▶ **GIVEN ENTRIES**:
* * * * * * * * *
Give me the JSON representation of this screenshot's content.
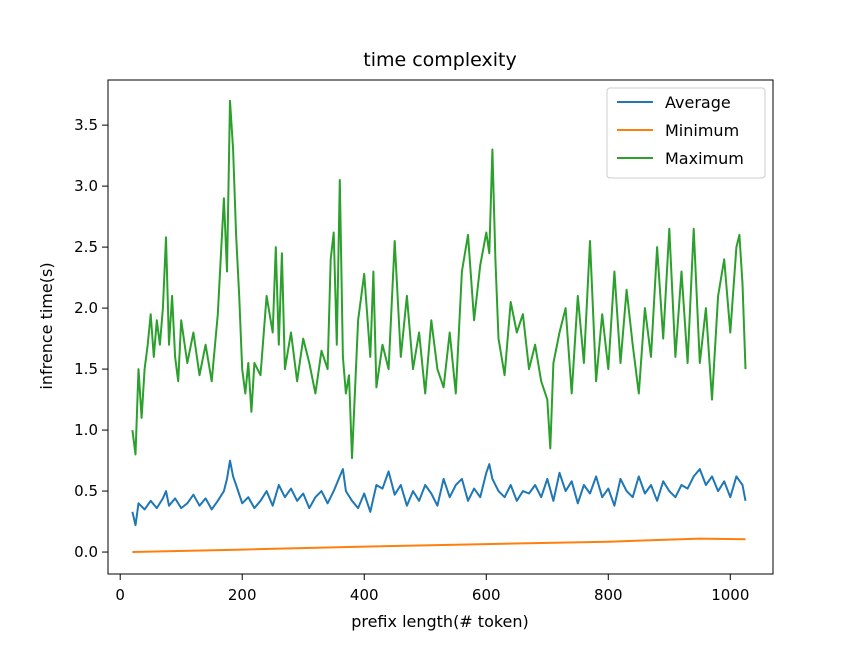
{
  "chart_data": {
    "type": "line",
    "title": "time complexity",
    "xlabel": "prefix length(# token)",
    "ylabel": "infrence time(s)",
    "xlim": [
      -20,
      1070
    ],
    "ylim": [
      -0.18,
      3.87
    ],
    "xticks": [
      0,
      200,
      400,
      600,
      800,
      1000
    ],
    "xtick_labels": [
      "0",
      "200",
      "400",
      "600",
      "800",
      "1000"
    ],
    "yticks": [
      0.0,
      0.5,
      1.0,
      1.5,
      2.0,
      2.5,
      3.0,
      3.5
    ],
    "ytick_labels": [
      "0.0",
      "0.5",
      "1.0",
      "1.5",
      "2.0",
      "2.5",
      "3.0",
      "3.5"
    ],
    "grid": false,
    "legend_position": "top-right",
    "series": [
      {
        "name": "Average",
        "color": "#1f77b4",
        "x": [
          20,
          25,
          30,
          40,
          50,
          60,
          70,
          75,
          80,
          90,
          100,
          110,
          120,
          130,
          140,
          150,
          160,
          170,
          175,
          180,
          185,
          190,
          200,
          210,
          220,
          230,
          240,
          250,
          260,
          270,
          280,
          290,
          300,
          310,
          320,
          330,
          340,
          350,
          360,
          365,
          370,
          380,
          390,
          400,
          410,
          420,
          430,
          440,
          450,
          460,
          470,
          480,
          490,
          500,
          510,
          520,
          530,
          540,
          550,
          560,
          570,
          580,
          590,
          600,
          605,
          610,
          620,
          630,
          640,
          650,
          660,
          670,
          680,
          690,
          700,
          710,
          720,
          730,
          740,
          750,
          760,
          770,
          780,
          790,
          800,
          810,
          820,
          830,
          840,
          850,
          860,
          870,
          880,
          890,
          900,
          910,
          920,
          930,
          940,
          950,
          960,
          970,
          980,
          990,
          1000,
          1010,
          1020,
          1025
        ],
        "y": [
          0.33,
          0.22,
          0.4,
          0.35,
          0.42,
          0.36,
          0.44,
          0.5,
          0.38,
          0.44,
          0.36,
          0.4,
          0.47,
          0.38,
          0.44,
          0.35,
          0.42,
          0.5,
          0.6,
          0.75,
          0.62,
          0.55,
          0.4,
          0.45,
          0.36,
          0.42,
          0.5,
          0.38,
          0.55,
          0.45,
          0.52,
          0.42,
          0.48,
          0.36,
          0.45,
          0.5,
          0.4,
          0.5,
          0.62,
          0.68,
          0.5,
          0.42,
          0.36,
          0.48,
          0.33,
          0.55,
          0.52,
          0.66,
          0.47,
          0.55,
          0.38,
          0.5,
          0.42,
          0.55,
          0.48,
          0.38,
          0.6,
          0.45,
          0.55,
          0.6,
          0.42,
          0.52,
          0.45,
          0.65,
          0.72,
          0.6,
          0.5,
          0.45,
          0.55,
          0.42,
          0.5,
          0.48,
          0.55,
          0.45,
          0.6,
          0.42,
          0.65,
          0.5,
          0.58,
          0.4,
          0.55,
          0.48,
          0.62,
          0.45,
          0.52,
          0.38,
          0.6,
          0.5,
          0.45,
          0.62,
          0.48,
          0.55,
          0.42,
          0.58,
          0.5,
          0.45,
          0.55,
          0.52,
          0.62,
          0.68,
          0.55,
          0.62,
          0.5,
          0.58,
          0.45,
          0.62,
          0.55,
          0.42
        ]
      },
      {
        "name": "Minimum",
        "color": "#ff7f0e",
        "x": [
          20,
          200,
          400,
          600,
          800,
          950,
          1025
        ],
        "y": [
          0.0,
          0.02,
          0.045,
          0.065,
          0.085,
          0.11,
          0.105
        ]
      },
      {
        "name": "Maximum",
        "color": "#2ca02c",
        "x": [
          20,
          25,
          30,
          35,
          40,
          45,
          50,
          55,
          60,
          65,
          70,
          75,
          80,
          85,
          90,
          95,
          100,
          110,
          120,
          130,
          140,
          150,
          160,
          170,
          175,
          180,
          185,
          190,
          195,
          200,
          205,
          210,
          215,
          220,
          230,
          240,
          250,
          255,
          260,
          265,
          270,
          280,
          290,
          300,
          310,
          320,
          330,
          340,
          345,
          350,
          355,
          360,
          365,
          370,
          375,
          380,
          390,
          400,
          410,
          415,
          420,
          430,
          440,
          450,
          460,
          470,
          480,
          490,
          500,
          510,
          520,
          530,
          540,
          550,
          560,
          570,
          580,
          590,
          600,
          605,
          610,
          615,
          620,
          630,
          640,
          650,
          660,
          670,
          680,
          690,
          700,
          705,
          710,
          720,
          730,
          740,
          750,
          760,
          770,
          780,
          790,
          800,
          810,
          820,
          830,
          840,
          850,
          860,
          870,
          880,
          890,
          900,
          910,
          920,
          930,
          940,
          950,
          960,
          970,
          980,
          990,
          1000,
          1010,
          1015,
          1020,
          1025
        ],
        "y": [
          1.0,
          0.8,
          1.5,
          1.1,
          1.5,
          1.7,
          1.95,
          1.6,
          1.9,
          1.7,
          2.0,
          2.58,
          1.7,
          2.1,
          1.6,
          1.4,
          1.9,
          1.55,
          1.8,
          1.45,
          1.7,
          1.4,
          1.95,
          2.9,
          2.3,
          3.7,
          3.3,
          2.6,
          2.1,
          1.5,
          1.3,
          1.55,
          1.15,
          1.55,
          1.45,
          2.1,
          1.8,
          2.5,
          1.7,
          2.45,
          1.5,
          1.8,
          1.4,
          1.75,
          1.55,
          1.3,
          1.65,
          1.5,
          2.4,
          2.62,
          1.7,
          3.05,
          1.6,
          1.3,
          1.45,
          0.77,
          1.9,
          2.28,
          1.6,
          2.3,
          1.35,
          1.7,
          1.5,
          2.55,
          1.6,
          2.1,
          1.5,
          1.8,
          1.3,
          1.9,
          1.5,
          1.35,
          1.8,
          1.3,
          2.3,
          2.6,
          1.9,
          2.35,
          2.62,
          2.45,
          3.3,
          2.4,
          1.75,
          1.45,
          2.05,
          1.8,
          1.95,
          1.5,
          1.7,
          1.4,
          1.25,
          0.85,
          1.55,
          1.8,
          2.0,
          1.3,
          2.1,
          1.55,
          2.55,
          1.4,
          1.95,
          1.5,
          2.3,
          1.55,
          2.15,
          1.7,
          1.3,
          2.0,
          1.6,
          2.5,
          1.75,
          2.65,
          1.6,
          2.3,
          1.55,
          2.65,
          1.55,
          2.0,
          1.25,
          2.1,
          2.4,
          1.8,
          2.5,
          2.6,
          2.2,
          1.5
        ]
      }
    ]
  }
}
* * * * * * * * *
▶ **STATED TASK**: All of the data above should be quoted exactly, except for the pictures.

▶ **OUTPUT FOR THIS EXERCISE**:
Give me the JSON representation of this screenshot's content.
{
  "chart_data": {
    "type": "line",
    "title": "time complexity",
    "xlabel": "prefix length(# token)",
    "ylabel": "infrence time(s)",
    "xlim": [
      -20,
      1070
    ],
    "ylim": [
      -0.18,
      3.87
    ],
    "xticks": [
      0,
      200,
      400,
      600,
      800,
      1000
    ],
    "xtick_labels": [
      "0",
      "200",
      "400",
      "600",
      "800",
      "1000"
    ],
    "yticks": [
      0.0,
      0.5,
      1.0,
      1.5,
      2.0,
      2.5,
      3.0,
      3.5
    ],
    "ytick_labels": [
      "0.0",
      "0.5",
      "1.0",
      "1.5",
      "2.0",
      "2.5",
      "3.0",
      "3.5"
    ],
    "grid": false,
    "legend_position": "top-right",
    "series": [
      {
        "name": "Average",
        "color": "#1f77b4",
        "x": [
          20,
          25,
          30,
          40,
          50,
          60,
          70,
          75,
          80,
          90,
          100,
          110,
          120,
          130,
          140,
          150,
          160,
          170,
          175,
          180,
          185,
          190,
          200,
          210,
          220,
          230,
          240,
          250,
          260,
          270,
          280,
          290,
          300,
          310,
          320,
          330,
          340,
          350,
          360,
          365,
          370,
          380,
          390,
          400,
          410,
          420,
          430,
          440,
          450,
          460,
          470,
          480,
          490,
          500,
          510,
          520,
          530,
          540,
          550,
          560,
          570,
          580,
          590,
          600,
          605,
          610,
          620,
          630,
          640,
          650,
          660,
          670,
          680,
          690,
          700,
          710,
          720,
          730,
          740,
          750,
          760,
          770,
          780,
          790,
          800,
          810,
          820,
          830,
          840,
          850,
          860,
          870,
          880,
          890,
          900,
          910,
          920,
          930,
          940,
          950,
          960,
          970,
          980,
          990,
          1000,
          1010,
          1020,
          1025
        ],
        "y": [
          0.33,
          0.22,
          0.4,
          0.35,
          0.42,
          0.36,
          0.44,
          0.5,
          0.38,
          0.44,
          0.36,
          0.4,
          0.47,
          0.38,
          0.44,
          0.35,
          0.42,
          0.5,
          0.6,
          0.75,
          0.62,
          0.55,
          0.4,
          0.45,
          0.36,
          0.42,
          0.5,
          0.38,
          0.55,
          0.45,
          0.52,
          0.42,
          0.48,
          0.36,
          0.45,
          0.5,
          0.4,
          0.5,
          0.62,
          0.68,
          0.5,
          0.42,
          0.36,
          0.48,
          0.33,
          0.55,
          0.52,
          0.66,
          0.47,
          0.55,
          0.38,
          0.5,
          0.42,
          0.55,
          0.48,
          0.38,
          0.6,
          0.45,
          0.55,
          0.6,
          0.42,
          0.52,
          0.45,
          0.65,
          0.72,
          0.6,
          0.5,
          0.45,
          0.55,
          0.42,
          0.5,
          0.48,
          0.55,
          0.45,
          0.6,
          0.42,
          0.65,
          0.5,
          0.58,
          0.4,
          0.55,
          0.48,
          0.62,
          0.45,
          0.52,
          0.38,
          0.6,
          0.5,
          0.45,
          0.62,
          0.48,
          0.55,
          0.42,
          0.58,
          0.5,
          0.45,
          0.55,
          0.52,
          0.62,
          0.68,
          0.55,
          0.62,
          0.5,
          0.58,
          0.45,
          0.62,
          0.55,
          0.42
        ]
      },
      {
        "name": "Minimum",
        "color": "#ff7f0e",
        "x": [
          20,
          200,
          400,
          600,
          800,
          950,
          1025
        ],
        "y": [
          0.0,
          0.02,
          0.045,
          0.065,
          0.085,
          0.11,
          0.105
        ]
      },
      {
        "name": "Maximum",
        "color": "#2ca02c",
        "x": [
          20,
          25,
          30,
          35,
          40,
          45,
          50,
          55,
          60,
          65,
          70,
          75,
          80,
          85,
          90,
          95,
          100,
          110,
          120,
          130,
          140,
          150,
          160,
          170,
          175,
          180,
          185,
          190,
          195,
          200,
          205,
          210,
          215,
          220,
          230,
          240,
          250,
          255,
          260,
          265,
          270,
          280,
          290,
          300,
          310,
          320,
          330,
          340,
          345,
          350,
          355,
          360,
          365,
          370,
          375,
          380,
          390,
          400,
          410,
          415,
          420,
          430,
          440,
          450,
          460,
          470,
          480,
          490,
          500,
          510,
          520,
          530,
          540,
          550,
          560,
          570,
          580,
          590,
          600,
          605,
          610,
          615,
          620,
          630,
          640,
          650,
          660,
          670,
          680,
          690,
          700,
          705,
          710,
          720,
          730,
          740,
          750,
          760,
          770,
          780,
          790,
          800,
          810,
          820,
          830,
          840,
          850,
          860,
          870,
          880,
          890,
          900,
          910,
          920,
          930,
          940,
          950,
          960,
          970,
          980,
          990,
          1000,
          1010,
          1015,
          1020,
          1025
        ],
        "y": [
          1.0,
          0.8,
          1.5,
          1.1,
          1.5,
          1.7,
          1.95,
          1.6,
          1.9,
          1.7,
          2.0,
          2.58,
          1.7,
          2.1,
          1.6,
          1.4,
          1.9,
          1.55,
          1.8,
          1.45,
          1.7,
          1.4,
          1.95,
          2.9,
          2.3,
          3.7,
          3.3,
          2.6,
          2.1,
          1.5,
          1.3,
          1.55,
          1.15,
          1.55,
          1.45,
          2.1,
          1.8,
          2.5,
          1.7,
          2.45,
          1.5,
          1.8,
          1.4,
          1.75,
          1.55,
          1.3,
          1.65,
          1.5,
          2.4,
          2.62,
          1.7,
          3.05,
          1.6,
          1.3,
          1.45,
          0.77,
          1.9,
          2.28,
          1.6,
          2.3,
          1.35,
          1.7,
          1.5,
          2.55,
          1.6,
          2.1,
          1.5,
          1.8,
          1.3,
          1.9,
          1.5,
          1.35,
          1.8,
          1.3,
          2.3,
          2.6,
          1.9,
          2.35,
          2.62,
          2.45,
          3.3,
          2.4,
          1.75,
          1.45,
          2.05,
          1.8,
          1.95,
          1.5,
          1.7,
          1.4,
          1.25,
          0.85,
          1.55,
          1.8,
          2.0,
          1.3,
          2.1,
          1.55,
          2.55,
          1.4,
          1.95,
          1.5,
          2.3,
          1.55,
          2.15,
          1.7,
          1.3,
          2.0,
          1.6,
          2.5,
          1.75,
          2.65,
          1.6,
          2.3,
          1.55,
          2.65,
          1.55,
          2.0,
          1.25,
          2.1,
          2.4,
          1.8,
          2.5,
          2.6,
          2.2,
          1.5
        ]
      }
    ]
  }
}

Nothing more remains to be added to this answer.